--- DIRECTION ---
Below are some records; give them all again exactly, but not the pictures.

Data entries
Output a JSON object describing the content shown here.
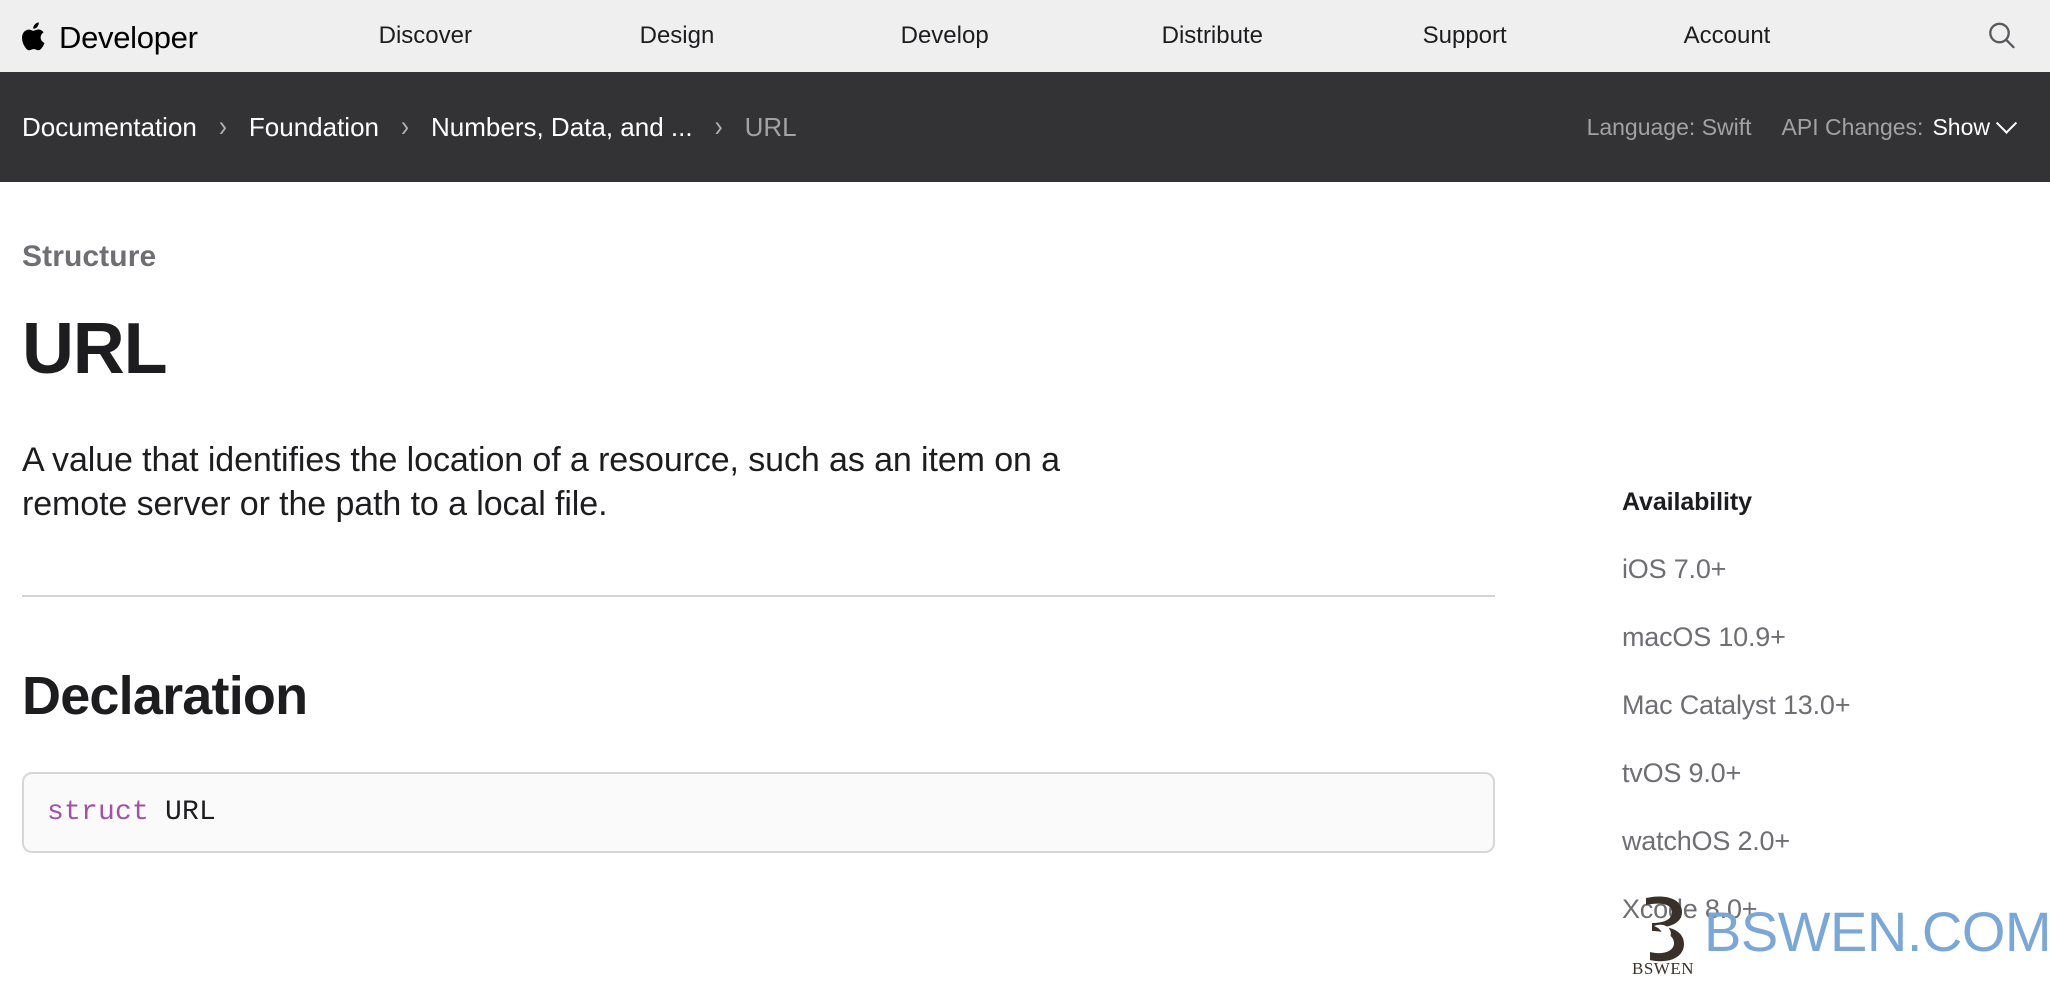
{
  "globalnav": {
    "brand": "Developer",
    "apple_icon": "apple-logo-icon",
    "links": [
      {
        "label": "Discover"
      },
      {
        "label": "Design"
      },
      {
        "label": "Develop"
      },
      {
        "label": "Distribute"
      },
      {
        "label": "Support"
      },
      {
        "label": "Account"
      }
    ],
    "search_icon": "search-icon"
  },
  "docbar": {
    "breadcrumbs": [
      {
        "label": "Documentation",
        "current": false
      },
      {
        "label": "Foundation",
        "current": false
      },
      {
        "label": "Numbers, Data, and ...",
        "current": false
      },
      {
        "label": "URL",
        "current": true
      }
    ],
    "separator": "›",
    "language_label": "Language:",
    "language_value": "Swift",
    "api_changes_label": "API Changes:",
    "api_changes_value": "Show",
    "chevron_icon": "chevron-down-icon"
  },
  "main": {
    "eyebrow": "Structure",
    "title": "URL",
    "abstract": "A value that identifies the location of a resource, such as an item on a remote server or the path to a local file.",
    "declaration_heading": "Declaration",
    "declaration_keyword": "struct",
    "declaration_identifier": "URL"
  },
  "aside": {
    "title": "Availability",
    "items": [
      {
        "label": "iOS 7.0+"
      },
      {
        "label": "macOS 10.9+"
      },
      {
        "label": "Mac Catalyst 13.0+"
      },
      {
        "label": "tvOS 9.0+"
      },
      {
        "label": "watchOS 2.0+"
      },
      {
        "label": "Xcode 8.0+"
      }
    ]
  },
  "watermark": {
    "text": "BSWEN.COM",
    "logo_caption": "BSWEN",
    "color": "#7ba7d7"
  },
  "colors": {
    "globalnav_bg": "#efeff0",
    "docbar_bg": "#333336",
    "text_primary": "#1d1d1f",
    "text_secondary": "#6e6e73",
    "keyword_purple": "#a550a7",
    "rule": "#d2d2d7"
  }
}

--- SOLVED PROBLEM ---
Output a JSON object describing the content shown here.
{
  "globalnav": {
    "brand": "Developer",
    "apple_icon": "apple-logo-icon",
    "links": [
      {
        "label": "Discover"
      },
      {
        "label": "Design"
      },
      {
        "label": "Develop"
      },
      {
        "label": "Distribute"
      },
      {
        "label": "Support"
      },
      {
        "label": "Account"
      }
    ],
    "search_icon": "search-icon"
  },
  "docbar": {
    "breadcrumbs": [
      {
        "label": "Documentation",
        "current": false
      },
      {
        "label": "Foundation",
        "current": false
      },
      {
        "label": "Numbers, Data, and ...",
        "current": false
      },
      {
        "label": "URL",
        "current": true
      }
    ],
    "separator": "›",
    "language_label": "Language:",
    "language_value": "Swift",
    "api_changes_label": "API Changes:",
    "api_changes_value": "Show",
    "chevron_icon": "chevron-down-icon"
  },
  "main": {
    "eyebrow": "Structure",
    "title": "URL",
    "abstract": "A value that identifies the location of a resource, such as an item on a remote server or the path to a local file.",
    "declaration_heading": "Declaration",
    "declaration_keyword": "struct",
    "declaration_identifier": "URL"
  },
  "aside": {
    "title": "Availability",
    "items": [
      {
        "label": "iOS 7.0+"
      },
      {
        "label": "macOS 10.9+"
      },
      {
        "label": "Mac Catalyst 13.0+"
      },
      {
        "label": "tvOS 9.0+"
      },
      {
        "label": "watchOS 2.0+"
      },
      {
        "label": "Xcode 8.0+"
      }
    ]
  },
  "watermark": {
    "text": "BSWEN.COM",
    "logo_caption": "BSWEN",
    "color": "#7ba7d7"
  },
  "colors": {
    "globalnav_bg": "#efeff0",
    "docbar_bg": "#333336",
    "text_primary": "#1d1d1f",
    "text_secondary": "#6e6e73",
    "keyword_purple": "#a550a7",
    "rule": "#d2d2d7"
  }
}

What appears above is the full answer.